Short problem —
Please give the count of lines holding the string "Time" and nothing besides.

Provided records —

========================

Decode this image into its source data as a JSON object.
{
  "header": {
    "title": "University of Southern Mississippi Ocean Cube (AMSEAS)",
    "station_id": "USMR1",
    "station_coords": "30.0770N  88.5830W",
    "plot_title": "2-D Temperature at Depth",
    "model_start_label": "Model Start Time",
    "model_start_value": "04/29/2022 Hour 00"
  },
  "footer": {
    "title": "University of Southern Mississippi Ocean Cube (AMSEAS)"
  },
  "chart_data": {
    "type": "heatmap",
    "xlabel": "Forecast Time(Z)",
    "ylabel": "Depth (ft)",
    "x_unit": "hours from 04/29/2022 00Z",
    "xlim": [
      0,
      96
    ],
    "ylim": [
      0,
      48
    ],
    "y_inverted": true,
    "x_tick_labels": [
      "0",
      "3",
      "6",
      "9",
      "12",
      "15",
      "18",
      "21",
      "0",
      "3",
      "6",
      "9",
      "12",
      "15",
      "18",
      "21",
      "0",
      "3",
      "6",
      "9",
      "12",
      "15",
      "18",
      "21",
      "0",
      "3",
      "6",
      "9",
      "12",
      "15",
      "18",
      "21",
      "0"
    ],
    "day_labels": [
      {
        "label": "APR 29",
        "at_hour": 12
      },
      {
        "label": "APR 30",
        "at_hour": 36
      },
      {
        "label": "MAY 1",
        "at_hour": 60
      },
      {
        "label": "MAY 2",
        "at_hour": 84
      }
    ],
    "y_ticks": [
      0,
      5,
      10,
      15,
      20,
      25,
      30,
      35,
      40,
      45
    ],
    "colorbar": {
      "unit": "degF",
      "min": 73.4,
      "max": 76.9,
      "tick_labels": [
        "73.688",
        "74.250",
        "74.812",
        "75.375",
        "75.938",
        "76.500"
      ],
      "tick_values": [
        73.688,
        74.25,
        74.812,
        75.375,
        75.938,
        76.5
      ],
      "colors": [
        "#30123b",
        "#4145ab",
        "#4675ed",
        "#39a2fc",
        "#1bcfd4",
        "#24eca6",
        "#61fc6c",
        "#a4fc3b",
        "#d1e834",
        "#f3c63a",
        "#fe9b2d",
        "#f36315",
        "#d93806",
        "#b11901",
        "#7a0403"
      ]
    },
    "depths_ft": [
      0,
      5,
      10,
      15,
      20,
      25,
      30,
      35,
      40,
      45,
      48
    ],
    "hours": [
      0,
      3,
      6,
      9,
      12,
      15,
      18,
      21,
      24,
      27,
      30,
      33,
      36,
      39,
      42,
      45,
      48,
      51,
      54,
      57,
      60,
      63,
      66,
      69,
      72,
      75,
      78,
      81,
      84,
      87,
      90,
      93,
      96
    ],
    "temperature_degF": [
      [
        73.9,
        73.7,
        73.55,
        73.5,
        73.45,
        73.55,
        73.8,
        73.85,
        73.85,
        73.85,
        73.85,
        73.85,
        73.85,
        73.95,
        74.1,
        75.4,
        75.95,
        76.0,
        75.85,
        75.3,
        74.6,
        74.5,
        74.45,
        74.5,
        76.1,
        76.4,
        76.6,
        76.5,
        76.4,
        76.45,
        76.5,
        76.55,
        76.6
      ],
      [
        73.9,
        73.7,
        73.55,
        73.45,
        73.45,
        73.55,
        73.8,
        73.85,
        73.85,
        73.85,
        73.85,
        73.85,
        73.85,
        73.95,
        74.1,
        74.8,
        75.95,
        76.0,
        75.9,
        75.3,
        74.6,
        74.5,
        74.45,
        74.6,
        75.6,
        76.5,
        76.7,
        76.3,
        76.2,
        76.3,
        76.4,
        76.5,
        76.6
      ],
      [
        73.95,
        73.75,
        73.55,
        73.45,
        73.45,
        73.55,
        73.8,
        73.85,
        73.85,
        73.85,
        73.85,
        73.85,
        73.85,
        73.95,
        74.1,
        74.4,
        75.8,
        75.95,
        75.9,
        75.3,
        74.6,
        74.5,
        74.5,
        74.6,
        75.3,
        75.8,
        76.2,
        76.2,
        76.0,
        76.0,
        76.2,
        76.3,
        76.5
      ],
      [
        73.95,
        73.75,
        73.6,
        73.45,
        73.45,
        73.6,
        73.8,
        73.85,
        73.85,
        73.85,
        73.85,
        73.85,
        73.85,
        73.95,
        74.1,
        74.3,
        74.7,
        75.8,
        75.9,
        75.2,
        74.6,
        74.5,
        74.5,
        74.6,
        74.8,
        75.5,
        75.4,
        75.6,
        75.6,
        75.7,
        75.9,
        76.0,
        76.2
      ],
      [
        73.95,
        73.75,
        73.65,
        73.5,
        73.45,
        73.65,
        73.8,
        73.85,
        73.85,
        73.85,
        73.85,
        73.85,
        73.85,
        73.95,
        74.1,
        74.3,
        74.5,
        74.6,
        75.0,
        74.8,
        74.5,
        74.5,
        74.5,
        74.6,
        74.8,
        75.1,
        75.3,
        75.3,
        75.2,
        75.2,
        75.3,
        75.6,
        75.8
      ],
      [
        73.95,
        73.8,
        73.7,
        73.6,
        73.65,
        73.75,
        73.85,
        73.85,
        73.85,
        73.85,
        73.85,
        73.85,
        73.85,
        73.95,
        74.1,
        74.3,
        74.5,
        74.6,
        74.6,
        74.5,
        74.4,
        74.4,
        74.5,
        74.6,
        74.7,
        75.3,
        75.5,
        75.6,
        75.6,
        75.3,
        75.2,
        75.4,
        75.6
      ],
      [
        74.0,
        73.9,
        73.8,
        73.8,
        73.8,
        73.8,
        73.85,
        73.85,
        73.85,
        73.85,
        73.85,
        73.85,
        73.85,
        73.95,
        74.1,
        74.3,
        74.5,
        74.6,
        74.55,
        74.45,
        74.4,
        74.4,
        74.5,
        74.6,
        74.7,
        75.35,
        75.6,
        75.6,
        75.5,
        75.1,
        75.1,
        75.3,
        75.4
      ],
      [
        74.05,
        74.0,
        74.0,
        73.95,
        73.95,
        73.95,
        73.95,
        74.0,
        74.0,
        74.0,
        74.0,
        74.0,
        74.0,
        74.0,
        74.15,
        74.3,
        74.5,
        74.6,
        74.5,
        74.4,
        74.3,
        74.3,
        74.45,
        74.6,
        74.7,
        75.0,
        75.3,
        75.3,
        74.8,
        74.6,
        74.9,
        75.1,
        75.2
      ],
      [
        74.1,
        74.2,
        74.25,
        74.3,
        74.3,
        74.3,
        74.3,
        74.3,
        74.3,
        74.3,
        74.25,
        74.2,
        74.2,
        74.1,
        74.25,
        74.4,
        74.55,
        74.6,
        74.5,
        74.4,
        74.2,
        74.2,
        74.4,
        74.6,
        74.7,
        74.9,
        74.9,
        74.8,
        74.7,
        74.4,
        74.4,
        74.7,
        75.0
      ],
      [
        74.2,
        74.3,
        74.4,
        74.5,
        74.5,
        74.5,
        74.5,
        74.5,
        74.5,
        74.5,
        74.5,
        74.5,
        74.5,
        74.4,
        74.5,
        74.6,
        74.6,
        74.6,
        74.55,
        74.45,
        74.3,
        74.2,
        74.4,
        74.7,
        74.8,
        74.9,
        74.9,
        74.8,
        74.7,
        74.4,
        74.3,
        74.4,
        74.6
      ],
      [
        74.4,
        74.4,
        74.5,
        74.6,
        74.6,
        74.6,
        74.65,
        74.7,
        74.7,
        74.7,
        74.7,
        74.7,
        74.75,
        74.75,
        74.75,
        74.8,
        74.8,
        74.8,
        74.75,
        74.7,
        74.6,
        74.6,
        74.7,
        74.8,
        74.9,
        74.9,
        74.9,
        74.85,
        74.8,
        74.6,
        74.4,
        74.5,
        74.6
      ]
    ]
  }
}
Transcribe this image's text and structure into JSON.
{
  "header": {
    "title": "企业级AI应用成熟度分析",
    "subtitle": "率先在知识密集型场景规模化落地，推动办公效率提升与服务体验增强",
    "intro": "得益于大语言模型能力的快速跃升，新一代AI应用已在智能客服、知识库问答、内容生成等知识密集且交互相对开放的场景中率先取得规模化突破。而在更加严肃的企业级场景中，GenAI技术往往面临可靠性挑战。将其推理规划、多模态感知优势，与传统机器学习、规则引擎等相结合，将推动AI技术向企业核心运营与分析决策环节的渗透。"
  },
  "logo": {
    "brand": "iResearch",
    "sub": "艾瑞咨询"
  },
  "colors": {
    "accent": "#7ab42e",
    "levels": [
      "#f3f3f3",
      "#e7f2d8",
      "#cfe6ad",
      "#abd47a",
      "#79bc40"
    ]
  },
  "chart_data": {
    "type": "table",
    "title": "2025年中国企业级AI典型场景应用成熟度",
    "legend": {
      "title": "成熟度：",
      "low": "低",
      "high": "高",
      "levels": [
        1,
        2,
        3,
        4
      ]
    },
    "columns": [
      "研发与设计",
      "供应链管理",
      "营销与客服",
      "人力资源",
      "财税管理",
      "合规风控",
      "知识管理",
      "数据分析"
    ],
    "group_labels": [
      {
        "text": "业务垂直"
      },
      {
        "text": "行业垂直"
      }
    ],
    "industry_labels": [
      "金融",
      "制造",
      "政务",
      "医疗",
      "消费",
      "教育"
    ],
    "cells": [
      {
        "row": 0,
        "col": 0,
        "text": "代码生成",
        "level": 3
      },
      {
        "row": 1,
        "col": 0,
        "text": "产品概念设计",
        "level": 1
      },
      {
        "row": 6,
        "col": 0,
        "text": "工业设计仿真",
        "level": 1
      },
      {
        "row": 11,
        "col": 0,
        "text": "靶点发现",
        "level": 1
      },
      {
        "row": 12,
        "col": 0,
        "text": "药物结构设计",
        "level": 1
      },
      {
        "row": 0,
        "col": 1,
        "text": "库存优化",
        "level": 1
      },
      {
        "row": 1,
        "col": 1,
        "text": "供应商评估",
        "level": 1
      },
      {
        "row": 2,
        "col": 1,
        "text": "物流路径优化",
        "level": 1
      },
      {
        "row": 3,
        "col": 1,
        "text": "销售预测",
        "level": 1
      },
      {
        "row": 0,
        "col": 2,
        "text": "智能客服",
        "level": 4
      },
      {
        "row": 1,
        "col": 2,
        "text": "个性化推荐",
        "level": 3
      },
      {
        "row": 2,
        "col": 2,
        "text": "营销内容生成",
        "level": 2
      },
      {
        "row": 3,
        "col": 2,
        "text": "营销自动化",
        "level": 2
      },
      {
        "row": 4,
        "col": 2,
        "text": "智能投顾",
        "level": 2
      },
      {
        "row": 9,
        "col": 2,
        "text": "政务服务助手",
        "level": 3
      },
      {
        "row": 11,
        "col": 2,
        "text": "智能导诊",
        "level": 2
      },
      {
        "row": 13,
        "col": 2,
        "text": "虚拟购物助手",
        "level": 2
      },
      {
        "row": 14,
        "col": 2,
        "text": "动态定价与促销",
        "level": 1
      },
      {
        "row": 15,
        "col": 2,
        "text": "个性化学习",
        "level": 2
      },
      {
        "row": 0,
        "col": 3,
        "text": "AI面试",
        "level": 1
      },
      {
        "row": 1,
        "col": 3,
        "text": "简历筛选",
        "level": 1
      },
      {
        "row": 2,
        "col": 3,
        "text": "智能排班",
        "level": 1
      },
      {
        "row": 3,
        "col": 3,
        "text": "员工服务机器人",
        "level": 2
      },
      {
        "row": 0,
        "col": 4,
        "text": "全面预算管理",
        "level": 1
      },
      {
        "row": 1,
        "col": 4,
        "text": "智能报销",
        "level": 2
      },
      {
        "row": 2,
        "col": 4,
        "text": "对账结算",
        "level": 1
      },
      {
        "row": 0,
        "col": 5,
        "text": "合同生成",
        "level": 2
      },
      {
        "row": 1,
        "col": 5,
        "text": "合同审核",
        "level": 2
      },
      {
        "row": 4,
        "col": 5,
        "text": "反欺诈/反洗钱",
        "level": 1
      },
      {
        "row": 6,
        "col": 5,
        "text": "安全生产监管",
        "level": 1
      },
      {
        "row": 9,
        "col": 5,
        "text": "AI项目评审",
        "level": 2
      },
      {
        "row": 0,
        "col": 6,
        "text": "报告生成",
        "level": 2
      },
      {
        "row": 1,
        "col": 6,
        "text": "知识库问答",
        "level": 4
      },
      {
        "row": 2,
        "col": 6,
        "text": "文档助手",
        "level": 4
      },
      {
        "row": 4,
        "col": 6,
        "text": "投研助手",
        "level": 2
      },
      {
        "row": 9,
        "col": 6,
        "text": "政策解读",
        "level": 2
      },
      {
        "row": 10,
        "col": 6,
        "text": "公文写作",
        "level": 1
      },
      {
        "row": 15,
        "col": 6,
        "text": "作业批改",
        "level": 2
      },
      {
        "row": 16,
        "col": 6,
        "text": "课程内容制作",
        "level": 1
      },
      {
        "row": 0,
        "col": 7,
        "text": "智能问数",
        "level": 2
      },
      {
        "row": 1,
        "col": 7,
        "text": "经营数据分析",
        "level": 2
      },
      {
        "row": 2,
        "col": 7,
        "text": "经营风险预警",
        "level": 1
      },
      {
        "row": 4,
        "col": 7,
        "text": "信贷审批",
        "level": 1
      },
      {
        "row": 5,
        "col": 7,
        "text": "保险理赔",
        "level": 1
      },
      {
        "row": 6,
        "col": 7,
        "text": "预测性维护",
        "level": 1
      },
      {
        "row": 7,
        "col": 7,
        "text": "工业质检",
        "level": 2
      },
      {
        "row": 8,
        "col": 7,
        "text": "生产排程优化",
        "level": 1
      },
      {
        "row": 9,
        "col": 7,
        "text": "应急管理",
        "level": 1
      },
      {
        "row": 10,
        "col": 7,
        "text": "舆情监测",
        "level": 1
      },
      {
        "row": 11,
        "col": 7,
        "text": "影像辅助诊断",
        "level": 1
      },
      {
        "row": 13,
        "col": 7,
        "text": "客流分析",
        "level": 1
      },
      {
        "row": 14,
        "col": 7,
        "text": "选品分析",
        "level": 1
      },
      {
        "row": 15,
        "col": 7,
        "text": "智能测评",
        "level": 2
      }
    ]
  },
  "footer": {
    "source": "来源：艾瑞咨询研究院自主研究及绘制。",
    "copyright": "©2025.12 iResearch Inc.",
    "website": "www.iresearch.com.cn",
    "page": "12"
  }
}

========================

Finished task —
2